→ ITEMS
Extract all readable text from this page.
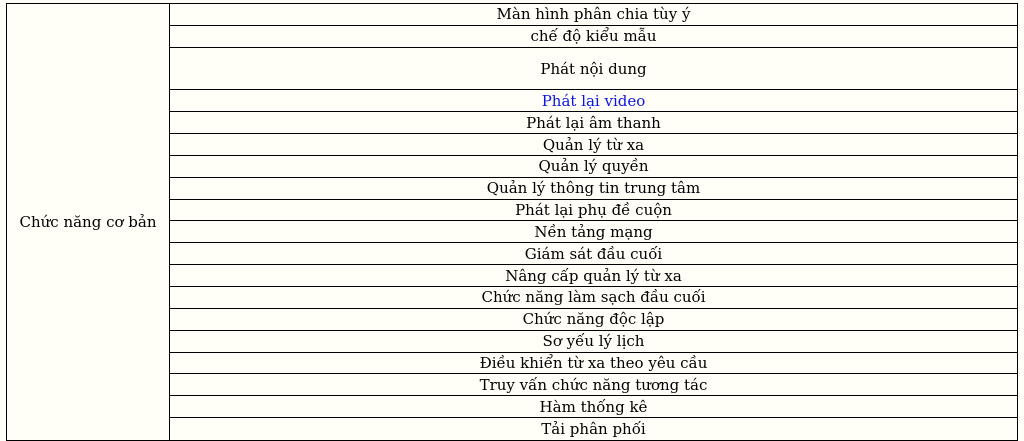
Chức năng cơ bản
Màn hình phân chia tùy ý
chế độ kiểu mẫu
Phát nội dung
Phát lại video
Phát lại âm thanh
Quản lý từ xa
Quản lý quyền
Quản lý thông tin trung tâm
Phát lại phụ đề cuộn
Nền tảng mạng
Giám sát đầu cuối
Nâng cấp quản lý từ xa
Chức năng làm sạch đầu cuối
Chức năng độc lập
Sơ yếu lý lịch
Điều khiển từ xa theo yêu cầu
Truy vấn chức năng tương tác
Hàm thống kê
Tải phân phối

→ EXERCISE INSTRUCTIONS
Strip the images and reproduce the remaining records precisely.

→ SOLUTION FOR THIS TASK
Extract all readable text from this page.
Chức năng cơ bản
Màn hình phân chia tùy ý
chế độ kiểu mẫu
Phát nội dung
Phát lại video
Phát lại âm thanh
Quản lý từ xa
Quản lý quyền
Quản lý thông tin trung tâm
Phát lại phụ đề cuộn
Nền tảng mạng
Giám sát đầu cuối
Nâng cấp quản lý từ xa
Chức năng làm sạch đầu cuối
Chức năng độc lập
Sơ yếu lý lịch
Điều khiển từ xa theo yêu cầu
Truy vấn chức năng tương tác
Hàm thống kê
Tải phân phối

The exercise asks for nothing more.